Work to do
Report the count of lines below that include "birth", without any other text.

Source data

################

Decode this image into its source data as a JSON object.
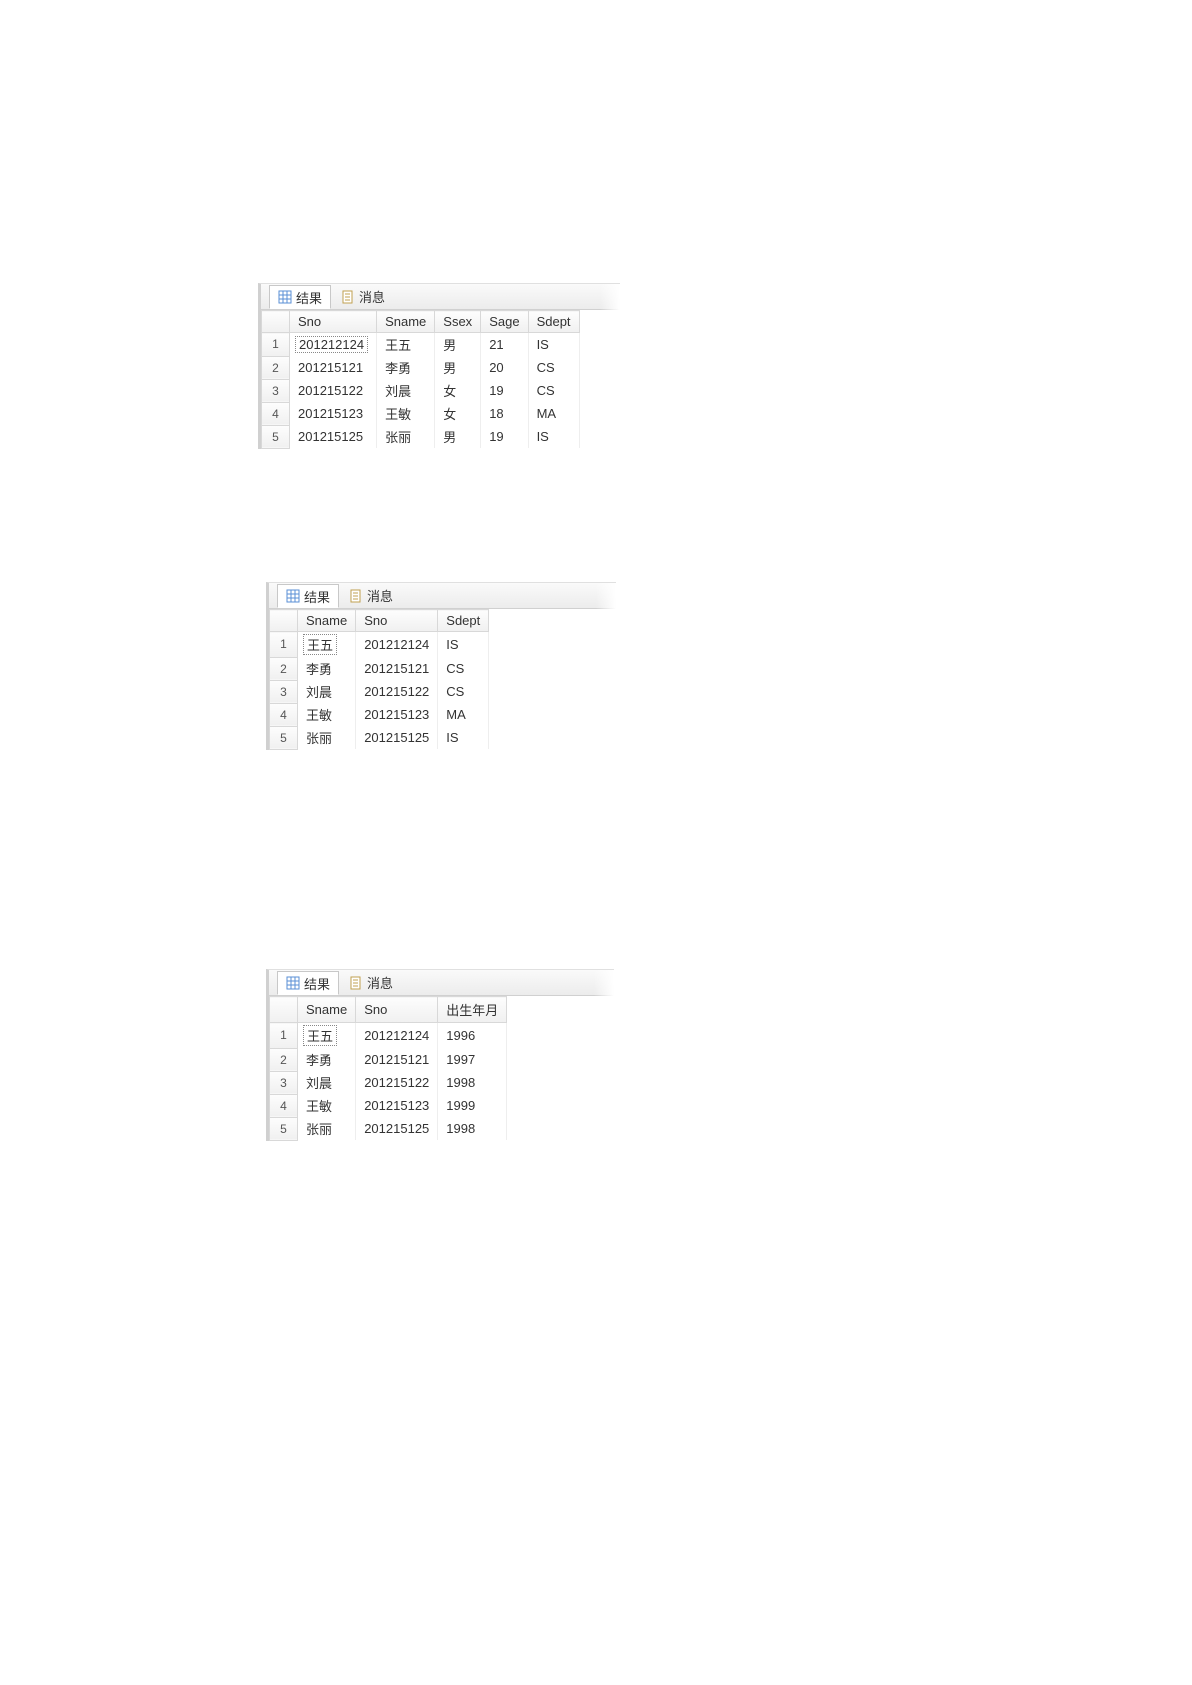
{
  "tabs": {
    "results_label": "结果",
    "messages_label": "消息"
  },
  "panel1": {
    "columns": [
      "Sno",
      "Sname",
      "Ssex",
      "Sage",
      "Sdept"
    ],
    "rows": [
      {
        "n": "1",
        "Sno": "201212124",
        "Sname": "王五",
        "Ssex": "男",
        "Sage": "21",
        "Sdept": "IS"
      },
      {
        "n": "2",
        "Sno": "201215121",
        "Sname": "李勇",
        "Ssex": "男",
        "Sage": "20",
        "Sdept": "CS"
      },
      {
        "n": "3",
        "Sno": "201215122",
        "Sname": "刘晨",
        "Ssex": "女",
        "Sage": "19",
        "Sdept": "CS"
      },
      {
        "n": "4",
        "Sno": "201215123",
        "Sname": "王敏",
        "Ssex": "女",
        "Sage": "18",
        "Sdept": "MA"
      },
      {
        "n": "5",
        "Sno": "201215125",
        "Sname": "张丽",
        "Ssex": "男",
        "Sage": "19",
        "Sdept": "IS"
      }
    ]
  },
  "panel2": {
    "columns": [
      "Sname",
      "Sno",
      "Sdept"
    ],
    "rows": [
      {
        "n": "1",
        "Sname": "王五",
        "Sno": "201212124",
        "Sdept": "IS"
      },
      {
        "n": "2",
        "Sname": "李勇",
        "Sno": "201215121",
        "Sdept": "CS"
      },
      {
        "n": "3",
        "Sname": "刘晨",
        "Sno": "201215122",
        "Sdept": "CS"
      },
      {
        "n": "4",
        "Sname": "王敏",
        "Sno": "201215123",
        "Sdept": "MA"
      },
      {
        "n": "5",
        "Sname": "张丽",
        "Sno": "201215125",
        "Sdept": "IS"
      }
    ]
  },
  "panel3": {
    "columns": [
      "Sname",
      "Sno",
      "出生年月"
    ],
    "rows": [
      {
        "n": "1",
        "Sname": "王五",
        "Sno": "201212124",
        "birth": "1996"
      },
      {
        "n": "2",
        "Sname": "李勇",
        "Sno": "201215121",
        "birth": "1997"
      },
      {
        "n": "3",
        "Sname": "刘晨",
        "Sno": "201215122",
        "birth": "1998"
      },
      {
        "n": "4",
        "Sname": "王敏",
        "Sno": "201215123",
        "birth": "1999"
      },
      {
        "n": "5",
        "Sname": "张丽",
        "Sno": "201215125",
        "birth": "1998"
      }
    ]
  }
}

################

The solution
5